> _Aim_: Look through the records below, and copy out every line that holds the string "screenshot".

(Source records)
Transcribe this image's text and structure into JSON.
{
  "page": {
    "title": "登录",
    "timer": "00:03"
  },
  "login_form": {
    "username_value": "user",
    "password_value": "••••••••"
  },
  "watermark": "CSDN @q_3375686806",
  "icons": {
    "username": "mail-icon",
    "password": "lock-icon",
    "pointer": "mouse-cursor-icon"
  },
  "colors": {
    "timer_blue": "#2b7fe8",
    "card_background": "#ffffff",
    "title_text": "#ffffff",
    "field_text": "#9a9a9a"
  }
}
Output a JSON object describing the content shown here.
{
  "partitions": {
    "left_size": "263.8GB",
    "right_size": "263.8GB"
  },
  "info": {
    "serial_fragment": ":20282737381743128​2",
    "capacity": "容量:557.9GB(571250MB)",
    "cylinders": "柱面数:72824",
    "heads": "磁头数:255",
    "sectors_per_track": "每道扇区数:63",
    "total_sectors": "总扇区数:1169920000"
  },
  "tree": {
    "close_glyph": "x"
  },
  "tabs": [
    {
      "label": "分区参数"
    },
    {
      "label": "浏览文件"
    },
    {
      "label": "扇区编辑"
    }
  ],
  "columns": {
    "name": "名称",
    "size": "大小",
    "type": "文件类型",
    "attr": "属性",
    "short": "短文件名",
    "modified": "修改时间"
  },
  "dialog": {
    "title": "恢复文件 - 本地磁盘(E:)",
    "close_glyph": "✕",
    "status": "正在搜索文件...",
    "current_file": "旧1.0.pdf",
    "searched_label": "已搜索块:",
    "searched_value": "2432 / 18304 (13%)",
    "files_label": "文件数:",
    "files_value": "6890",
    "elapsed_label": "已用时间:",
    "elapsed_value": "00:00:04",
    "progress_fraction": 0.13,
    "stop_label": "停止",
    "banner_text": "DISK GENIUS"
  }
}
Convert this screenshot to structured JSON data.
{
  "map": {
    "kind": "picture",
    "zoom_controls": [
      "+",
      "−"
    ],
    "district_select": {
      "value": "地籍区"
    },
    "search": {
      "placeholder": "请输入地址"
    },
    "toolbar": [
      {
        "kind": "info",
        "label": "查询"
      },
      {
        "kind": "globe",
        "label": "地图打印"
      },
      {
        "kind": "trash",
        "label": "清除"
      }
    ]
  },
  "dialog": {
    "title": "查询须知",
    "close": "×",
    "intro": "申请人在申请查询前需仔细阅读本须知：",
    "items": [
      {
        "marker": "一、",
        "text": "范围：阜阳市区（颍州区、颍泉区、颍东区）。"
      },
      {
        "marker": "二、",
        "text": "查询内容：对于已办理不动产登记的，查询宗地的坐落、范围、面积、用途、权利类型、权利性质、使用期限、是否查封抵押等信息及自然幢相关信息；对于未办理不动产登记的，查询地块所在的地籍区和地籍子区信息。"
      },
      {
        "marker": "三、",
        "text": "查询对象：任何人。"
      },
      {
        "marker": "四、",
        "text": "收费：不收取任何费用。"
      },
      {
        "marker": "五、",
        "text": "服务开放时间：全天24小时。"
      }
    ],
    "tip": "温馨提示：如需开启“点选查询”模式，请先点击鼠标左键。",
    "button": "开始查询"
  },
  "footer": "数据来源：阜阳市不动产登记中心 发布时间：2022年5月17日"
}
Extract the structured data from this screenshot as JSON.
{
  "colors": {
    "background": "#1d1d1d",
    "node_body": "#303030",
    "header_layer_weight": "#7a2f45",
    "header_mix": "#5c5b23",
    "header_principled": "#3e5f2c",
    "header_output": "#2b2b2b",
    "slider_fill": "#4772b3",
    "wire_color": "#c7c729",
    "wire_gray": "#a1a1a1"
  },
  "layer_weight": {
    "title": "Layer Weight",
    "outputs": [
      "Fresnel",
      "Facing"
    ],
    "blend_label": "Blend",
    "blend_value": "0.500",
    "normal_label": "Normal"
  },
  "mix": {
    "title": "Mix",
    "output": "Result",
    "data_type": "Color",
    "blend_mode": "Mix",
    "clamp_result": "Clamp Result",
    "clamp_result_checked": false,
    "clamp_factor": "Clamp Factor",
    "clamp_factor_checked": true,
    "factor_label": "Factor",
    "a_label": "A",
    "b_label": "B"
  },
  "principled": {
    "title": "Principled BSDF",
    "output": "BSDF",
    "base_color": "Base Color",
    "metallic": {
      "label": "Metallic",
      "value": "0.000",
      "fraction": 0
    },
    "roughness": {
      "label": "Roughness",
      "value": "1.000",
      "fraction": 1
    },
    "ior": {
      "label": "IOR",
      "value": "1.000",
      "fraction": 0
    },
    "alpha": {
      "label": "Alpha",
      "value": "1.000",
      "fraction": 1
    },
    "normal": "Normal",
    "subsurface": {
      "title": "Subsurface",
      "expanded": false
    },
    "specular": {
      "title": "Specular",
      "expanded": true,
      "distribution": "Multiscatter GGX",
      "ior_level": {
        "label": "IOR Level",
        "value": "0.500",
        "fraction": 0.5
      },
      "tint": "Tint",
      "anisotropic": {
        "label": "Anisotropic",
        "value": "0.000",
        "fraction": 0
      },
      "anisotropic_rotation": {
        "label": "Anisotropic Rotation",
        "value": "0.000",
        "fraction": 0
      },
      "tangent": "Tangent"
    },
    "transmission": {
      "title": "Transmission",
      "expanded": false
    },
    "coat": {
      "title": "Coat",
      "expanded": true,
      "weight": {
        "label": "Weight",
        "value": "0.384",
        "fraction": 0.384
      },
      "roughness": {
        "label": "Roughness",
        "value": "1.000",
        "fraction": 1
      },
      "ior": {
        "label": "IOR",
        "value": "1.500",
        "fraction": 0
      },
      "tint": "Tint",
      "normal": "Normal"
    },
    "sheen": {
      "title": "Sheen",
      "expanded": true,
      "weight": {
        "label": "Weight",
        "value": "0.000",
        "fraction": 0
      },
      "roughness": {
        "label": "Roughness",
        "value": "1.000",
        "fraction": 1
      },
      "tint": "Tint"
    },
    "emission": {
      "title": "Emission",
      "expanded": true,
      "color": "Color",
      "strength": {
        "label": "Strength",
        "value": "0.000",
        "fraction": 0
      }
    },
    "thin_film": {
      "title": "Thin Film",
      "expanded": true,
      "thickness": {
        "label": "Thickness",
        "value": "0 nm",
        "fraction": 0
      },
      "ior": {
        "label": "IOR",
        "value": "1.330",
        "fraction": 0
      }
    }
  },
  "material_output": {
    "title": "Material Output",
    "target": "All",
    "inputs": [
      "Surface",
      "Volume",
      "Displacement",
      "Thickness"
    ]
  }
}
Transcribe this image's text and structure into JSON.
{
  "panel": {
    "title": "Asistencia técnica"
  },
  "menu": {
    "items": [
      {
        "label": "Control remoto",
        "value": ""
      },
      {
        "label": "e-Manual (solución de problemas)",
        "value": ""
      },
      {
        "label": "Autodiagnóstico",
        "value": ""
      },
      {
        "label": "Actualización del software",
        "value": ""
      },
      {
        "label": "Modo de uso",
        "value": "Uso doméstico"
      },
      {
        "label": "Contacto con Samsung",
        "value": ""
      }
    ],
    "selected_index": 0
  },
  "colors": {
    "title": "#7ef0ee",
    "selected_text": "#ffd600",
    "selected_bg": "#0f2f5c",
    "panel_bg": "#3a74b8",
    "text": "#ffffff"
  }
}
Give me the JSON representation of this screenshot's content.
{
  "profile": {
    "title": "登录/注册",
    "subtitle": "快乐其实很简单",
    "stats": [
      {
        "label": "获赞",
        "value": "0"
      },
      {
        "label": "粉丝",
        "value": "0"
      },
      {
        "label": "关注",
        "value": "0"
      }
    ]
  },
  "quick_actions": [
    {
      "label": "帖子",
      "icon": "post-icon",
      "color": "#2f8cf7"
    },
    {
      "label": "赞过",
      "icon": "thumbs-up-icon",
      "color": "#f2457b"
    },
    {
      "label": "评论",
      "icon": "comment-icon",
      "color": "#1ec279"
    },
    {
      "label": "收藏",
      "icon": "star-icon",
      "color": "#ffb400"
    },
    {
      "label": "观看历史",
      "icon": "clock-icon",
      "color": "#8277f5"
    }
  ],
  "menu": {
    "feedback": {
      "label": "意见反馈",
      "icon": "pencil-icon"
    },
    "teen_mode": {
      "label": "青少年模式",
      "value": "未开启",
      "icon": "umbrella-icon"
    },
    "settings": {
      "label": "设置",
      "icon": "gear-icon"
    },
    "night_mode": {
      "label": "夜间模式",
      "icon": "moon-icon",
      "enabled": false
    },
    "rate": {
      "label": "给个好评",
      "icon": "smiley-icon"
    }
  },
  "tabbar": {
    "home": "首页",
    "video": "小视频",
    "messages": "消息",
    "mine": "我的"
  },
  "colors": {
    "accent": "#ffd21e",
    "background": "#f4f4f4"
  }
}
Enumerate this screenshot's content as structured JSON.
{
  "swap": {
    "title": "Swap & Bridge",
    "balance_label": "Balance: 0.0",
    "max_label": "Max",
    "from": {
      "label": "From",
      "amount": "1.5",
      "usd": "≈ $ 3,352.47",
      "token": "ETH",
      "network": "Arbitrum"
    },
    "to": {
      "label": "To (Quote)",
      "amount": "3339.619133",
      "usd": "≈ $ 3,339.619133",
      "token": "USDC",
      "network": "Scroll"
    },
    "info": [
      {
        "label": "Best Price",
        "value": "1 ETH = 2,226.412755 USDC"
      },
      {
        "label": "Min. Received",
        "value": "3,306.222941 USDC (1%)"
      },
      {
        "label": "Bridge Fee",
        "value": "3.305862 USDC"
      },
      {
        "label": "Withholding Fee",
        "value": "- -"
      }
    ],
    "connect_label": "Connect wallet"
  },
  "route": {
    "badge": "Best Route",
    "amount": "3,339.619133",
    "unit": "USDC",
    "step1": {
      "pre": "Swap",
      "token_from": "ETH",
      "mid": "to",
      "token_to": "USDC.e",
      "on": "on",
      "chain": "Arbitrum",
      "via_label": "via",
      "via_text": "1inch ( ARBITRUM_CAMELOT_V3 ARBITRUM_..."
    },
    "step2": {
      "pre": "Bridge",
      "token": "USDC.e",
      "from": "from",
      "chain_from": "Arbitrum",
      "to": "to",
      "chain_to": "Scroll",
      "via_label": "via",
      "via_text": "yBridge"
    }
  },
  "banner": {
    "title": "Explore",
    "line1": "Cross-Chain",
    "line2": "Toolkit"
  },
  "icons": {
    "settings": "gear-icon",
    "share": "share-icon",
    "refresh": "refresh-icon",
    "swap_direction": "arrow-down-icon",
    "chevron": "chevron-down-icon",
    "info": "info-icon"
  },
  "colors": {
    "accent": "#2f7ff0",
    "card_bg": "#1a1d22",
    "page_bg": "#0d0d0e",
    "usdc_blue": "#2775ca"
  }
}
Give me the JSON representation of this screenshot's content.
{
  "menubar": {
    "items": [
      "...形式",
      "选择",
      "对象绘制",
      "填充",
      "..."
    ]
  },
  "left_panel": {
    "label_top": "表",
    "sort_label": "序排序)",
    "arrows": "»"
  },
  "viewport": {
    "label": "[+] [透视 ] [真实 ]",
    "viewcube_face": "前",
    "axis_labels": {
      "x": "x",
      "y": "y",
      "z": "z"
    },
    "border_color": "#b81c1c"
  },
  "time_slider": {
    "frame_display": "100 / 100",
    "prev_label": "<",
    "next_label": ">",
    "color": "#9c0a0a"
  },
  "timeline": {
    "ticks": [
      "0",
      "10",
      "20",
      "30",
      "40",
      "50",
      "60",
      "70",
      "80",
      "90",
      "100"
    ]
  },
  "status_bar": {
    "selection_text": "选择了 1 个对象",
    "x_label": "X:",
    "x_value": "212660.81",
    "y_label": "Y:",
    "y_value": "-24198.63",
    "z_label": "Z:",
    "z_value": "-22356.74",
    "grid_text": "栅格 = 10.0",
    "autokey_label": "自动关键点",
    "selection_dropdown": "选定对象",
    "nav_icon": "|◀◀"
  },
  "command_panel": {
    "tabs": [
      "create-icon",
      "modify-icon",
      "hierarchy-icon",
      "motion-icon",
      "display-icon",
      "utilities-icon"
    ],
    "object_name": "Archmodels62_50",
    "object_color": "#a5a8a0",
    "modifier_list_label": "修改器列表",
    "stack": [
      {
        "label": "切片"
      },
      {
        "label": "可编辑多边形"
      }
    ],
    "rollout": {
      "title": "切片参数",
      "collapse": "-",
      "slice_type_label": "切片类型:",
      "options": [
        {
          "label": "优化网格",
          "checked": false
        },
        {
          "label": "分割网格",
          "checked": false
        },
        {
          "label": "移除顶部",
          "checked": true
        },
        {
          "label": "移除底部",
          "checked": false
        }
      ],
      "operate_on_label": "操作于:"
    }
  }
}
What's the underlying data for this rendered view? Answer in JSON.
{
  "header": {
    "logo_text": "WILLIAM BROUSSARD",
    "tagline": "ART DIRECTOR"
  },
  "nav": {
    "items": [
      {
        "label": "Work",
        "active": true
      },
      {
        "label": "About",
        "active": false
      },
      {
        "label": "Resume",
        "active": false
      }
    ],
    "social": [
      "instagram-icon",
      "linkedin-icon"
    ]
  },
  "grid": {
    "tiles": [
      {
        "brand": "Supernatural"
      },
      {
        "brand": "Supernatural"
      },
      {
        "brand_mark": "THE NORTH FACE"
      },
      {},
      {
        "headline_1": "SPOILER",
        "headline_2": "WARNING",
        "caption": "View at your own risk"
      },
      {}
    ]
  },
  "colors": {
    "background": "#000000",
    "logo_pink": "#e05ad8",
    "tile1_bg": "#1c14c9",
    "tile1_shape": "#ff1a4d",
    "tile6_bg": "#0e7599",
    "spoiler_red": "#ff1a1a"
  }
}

> _Solution for this exercise_:
Convert this screenshot to structured JSON data.
Extract the structured data from this screenshot as JSON.
Give me the JSON representation of this screenshot's content.
Enumerate this screenshot's content as structured JSON.
Give me the JSON representation of this screenshot's content.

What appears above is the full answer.